Set task:
In your copy, include every line of the listing below exactly but none of the pictures.

Provided records:
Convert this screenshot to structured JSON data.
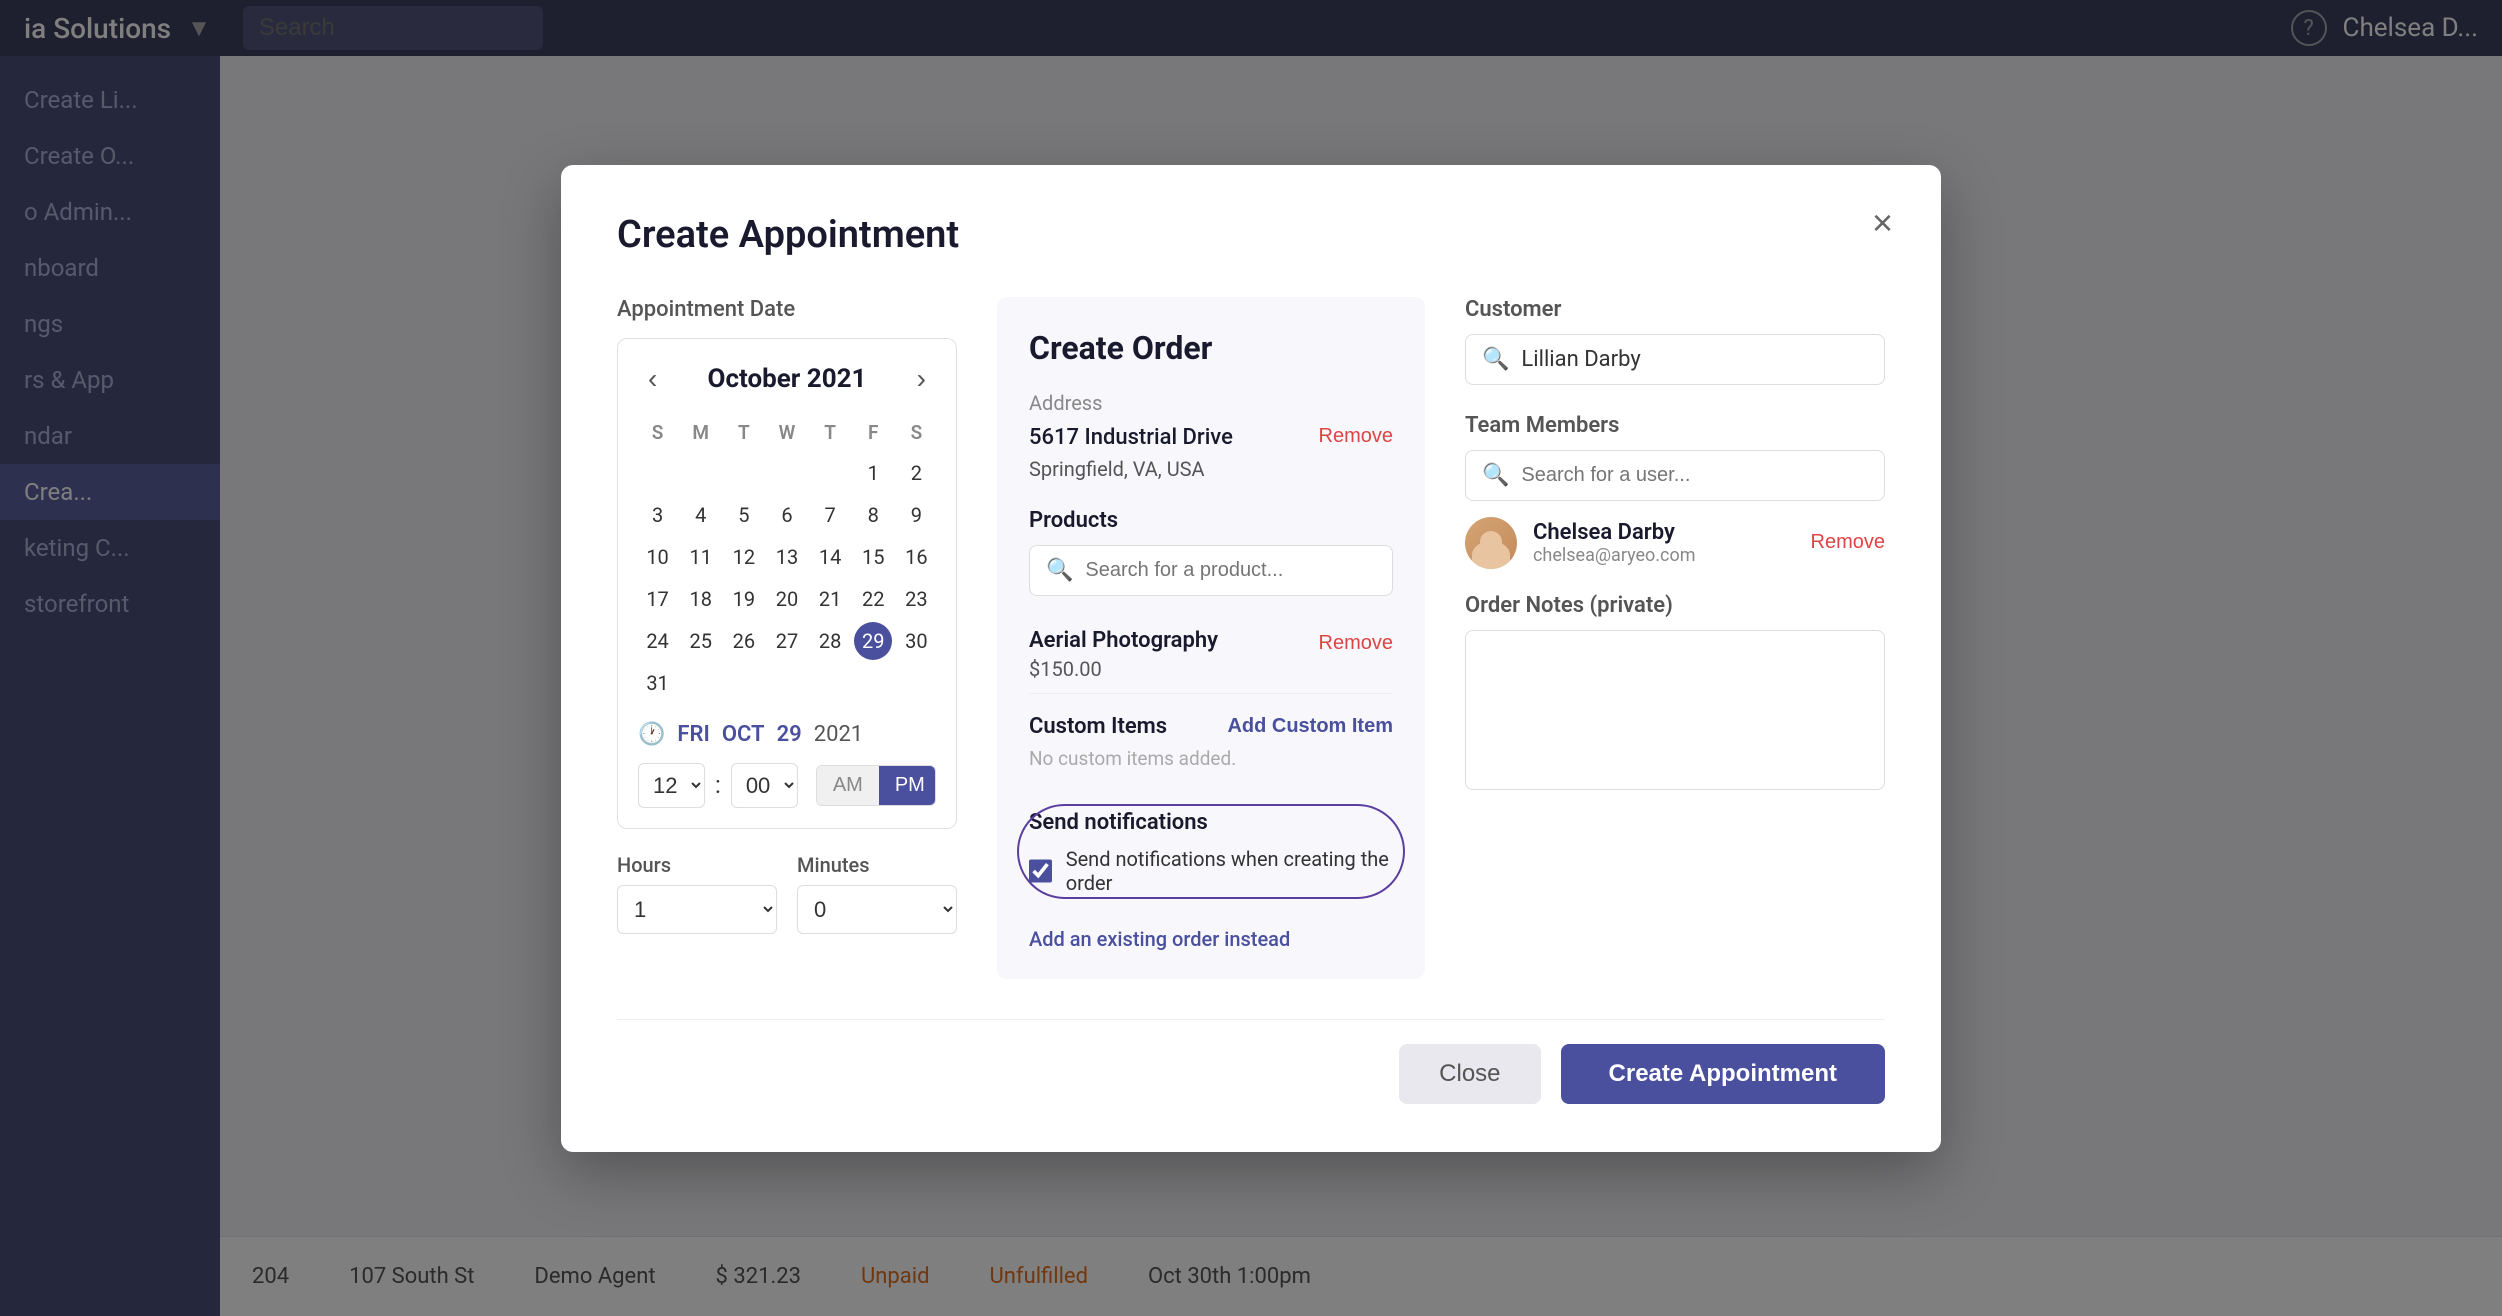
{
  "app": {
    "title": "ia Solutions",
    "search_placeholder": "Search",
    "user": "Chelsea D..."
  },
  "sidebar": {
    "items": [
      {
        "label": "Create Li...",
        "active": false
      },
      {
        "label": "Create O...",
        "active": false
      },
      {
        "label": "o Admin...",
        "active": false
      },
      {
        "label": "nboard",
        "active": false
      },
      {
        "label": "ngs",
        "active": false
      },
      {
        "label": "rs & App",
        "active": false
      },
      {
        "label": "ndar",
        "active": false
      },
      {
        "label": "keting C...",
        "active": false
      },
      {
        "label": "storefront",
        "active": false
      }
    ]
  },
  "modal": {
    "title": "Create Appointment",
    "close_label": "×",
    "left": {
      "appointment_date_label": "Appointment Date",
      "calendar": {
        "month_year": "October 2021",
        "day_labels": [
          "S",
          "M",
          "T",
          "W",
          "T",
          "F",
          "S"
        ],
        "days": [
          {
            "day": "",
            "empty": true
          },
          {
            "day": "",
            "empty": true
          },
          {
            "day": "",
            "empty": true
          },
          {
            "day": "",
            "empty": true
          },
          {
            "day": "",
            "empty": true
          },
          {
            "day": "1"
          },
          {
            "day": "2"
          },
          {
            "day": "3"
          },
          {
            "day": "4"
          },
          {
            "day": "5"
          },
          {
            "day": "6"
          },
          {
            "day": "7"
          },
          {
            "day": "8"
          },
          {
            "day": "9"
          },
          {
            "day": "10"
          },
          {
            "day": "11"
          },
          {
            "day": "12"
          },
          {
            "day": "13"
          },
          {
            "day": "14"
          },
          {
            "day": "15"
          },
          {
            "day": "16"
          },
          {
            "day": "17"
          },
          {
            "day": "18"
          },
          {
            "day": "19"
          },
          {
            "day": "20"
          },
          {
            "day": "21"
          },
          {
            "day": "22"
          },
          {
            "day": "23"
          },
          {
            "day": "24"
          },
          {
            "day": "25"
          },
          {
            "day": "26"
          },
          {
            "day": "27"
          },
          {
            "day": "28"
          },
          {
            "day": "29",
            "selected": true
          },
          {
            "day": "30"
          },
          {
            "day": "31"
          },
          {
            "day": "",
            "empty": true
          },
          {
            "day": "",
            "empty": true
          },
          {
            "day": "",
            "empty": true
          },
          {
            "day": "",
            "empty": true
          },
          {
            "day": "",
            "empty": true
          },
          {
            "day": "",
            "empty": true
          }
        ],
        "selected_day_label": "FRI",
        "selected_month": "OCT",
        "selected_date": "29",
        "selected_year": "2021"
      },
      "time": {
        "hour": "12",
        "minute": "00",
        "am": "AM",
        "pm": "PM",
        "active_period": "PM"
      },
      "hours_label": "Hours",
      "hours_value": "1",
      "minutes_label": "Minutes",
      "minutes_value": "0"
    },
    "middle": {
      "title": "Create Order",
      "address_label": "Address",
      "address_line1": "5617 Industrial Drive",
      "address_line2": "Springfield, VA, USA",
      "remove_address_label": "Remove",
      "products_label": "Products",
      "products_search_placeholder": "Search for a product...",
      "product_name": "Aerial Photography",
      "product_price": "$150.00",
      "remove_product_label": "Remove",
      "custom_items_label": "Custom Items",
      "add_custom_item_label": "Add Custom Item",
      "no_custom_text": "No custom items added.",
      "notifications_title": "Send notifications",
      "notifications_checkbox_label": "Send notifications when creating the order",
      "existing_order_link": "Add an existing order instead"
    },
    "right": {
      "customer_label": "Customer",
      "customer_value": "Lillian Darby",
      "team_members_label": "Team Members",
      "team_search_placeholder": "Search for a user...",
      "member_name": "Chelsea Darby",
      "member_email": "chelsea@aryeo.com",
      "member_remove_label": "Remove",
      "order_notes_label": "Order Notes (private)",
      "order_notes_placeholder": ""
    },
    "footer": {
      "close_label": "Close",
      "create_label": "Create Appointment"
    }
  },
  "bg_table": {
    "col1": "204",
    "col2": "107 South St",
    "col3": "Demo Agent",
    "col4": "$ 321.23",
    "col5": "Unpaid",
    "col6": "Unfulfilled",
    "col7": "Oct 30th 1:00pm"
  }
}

Solution for this exercise:
Convert this screenshot to structured JSON data.
{
  "app": {
    "title": "ia Solutions",
    "search_placeholder": "Search",
    "user": "Chelsea D..."
  },
  "sidebar": {
    "items": [
      {
        "label": "Create Li...",
        "active": false
      },
      {
        "label": "Create O...",
        "active": false
      },
      {
        "label": "o Admin...",
        "active": false
      },
      {
        "label": "nboard",
        "active": false
      },
      {
        "label": "ngs",
        "active": false
      },
      {
        "label": "rs & App",
        "active": false
      },
      {
        "label": "ndar",
        "active": false
      },
      {
        "label": "keting C...",
        "active": false
      },
      {
        "label": "storefront",
        "active": false
      }
    ]
  },
  "modal": {
    "title": "Create Appointment",
    "close_label": "×",
    "left": {
      "appointment_date_label": "Appointment Date",
      "calendar": {
        "month_year": "October 2021",
        "day_labels": [
          "S",
          "M",
          "T",
          "W",
          "T",
          "F",
          "S"
        ],
        "days": [
          {
            "day": "",
            "empty": true
          },
          {
            "day": "",
            "empty": true
          },
          {
            "day": "",
            "empty": true
          },
          {
            "day": "",
            "empty": true
          },
          {
            "day": "",
            "empty": true
          },
          {
            "day": "1"
          },
          {
            "day": "2"
          },
          {
            "day": "3"
          },
          {
            "day": "4"
          },
          {
            "day": "5"
          },
          {
            "day": "6"
          },
          {
            "day": "7"
          },
          {
            "day": "8"
          },
          {
            "day": "9"
          },
          {
            "day": "10"
          },
          {
            "day": "11"
          },
          {
            "day": "12"
          },
          {
            "day": "13"
          },
          {
            "day": "14"
          },
          {
            "day": "15"
          },
          {
            "day": "16"
          },
          {
            "day": "17"
          },
          {
            "day": "18"
          },
          {
            "day": "19"
          },
          {
            "day": "20"
          },
          {
            "day": "21"
          },
          {
            "day": "22"
          },
          {
            "day": "23"
          },
          {
            "day": "24"
          },
          {
            "day": "25"
          },
          {
            "day": "26"
          },
          {
            "day": "27"
          },
          {
            "day": "28"
          },
          {
            "day": "29",
            "selected": true
          },
          {
            "day": "30"
          },
          {
            "day": "31"
          },
          {
            "day": "",
            "empty": true
          },
          {
            "day": "",
            "empty": true
          },
          {
            "day": "",
            "empty": true
          },
          {
            "day": "",
            "empty": true
          },
          {
            "day": "",
            "empty": true
          },
          {
            "day": "",
            "empty": true
          }
        ],
        "selected_day_label": "FRI",
        "selected_month": "OCT",
        "selected_date": "29",
        "selected_year": "2021"
      },
      "time": {
        "hour": "12",
        "minute": "00",
        "am": "AM",
        "pm": "PM",
        "active_period": "PM"
      },
      "hours_label": "Hours",
      "hours_value": "1",
      "minutes_label": "Minutes",
      "minutes_value": "0"
    },
    "middle": {
      "title": "Create Order",
      "address_label": "Address",
      "address_line1": "5617 Industrial Drive",
      "address_line2": "Springfield, VA, USA",
      "remove_address_label": "Remove",
      "products_label": "Products",
      "products_search_placeholder": "Search for a product...",
      "product_name": "Aerial Photography",
      "product_price": "$150.00",
      "remove_product_label": "Remove",
      "custom_items_label": "Custom Items",
      "add_custom_item_label": "Add Custom Item",
      "no_custom_text": "No custom items added.",
      "notifications_title": "Send notifications",
      "notifications_checkbox_label": "Send notifications when creating the order",
      "existing_order_link": "Add an existing order instead"
    },
    "right": {
      "customer_label": "Customer",
      "customer_value": "Lillian Darby",
      "team_members_label": "Team Members",
      "team_search_placeholder": "Search for a user...",
      "member_name": "Chelsea Darby",
      "member_email": "chelsea@aryeo.com",
      "member_remove_label": "Remove",
      "order_notes_label": "Order Notes (private)",
      "order_notes_placeholder": ""
    },
    "footer": {
      "close_label": "Close",
      "create_label": "Create Appointment"
    }
  },
  "bg_table": {
    "col1": "204",
    "col2": "107 South St",
    "col3": "Demo Agent",
    "col4": "$ 321.23",
    "col5": "Unpaid",
    "col6": "Unfulfilled",
    "col7": "Oct 30th 1:00pm"
  }
}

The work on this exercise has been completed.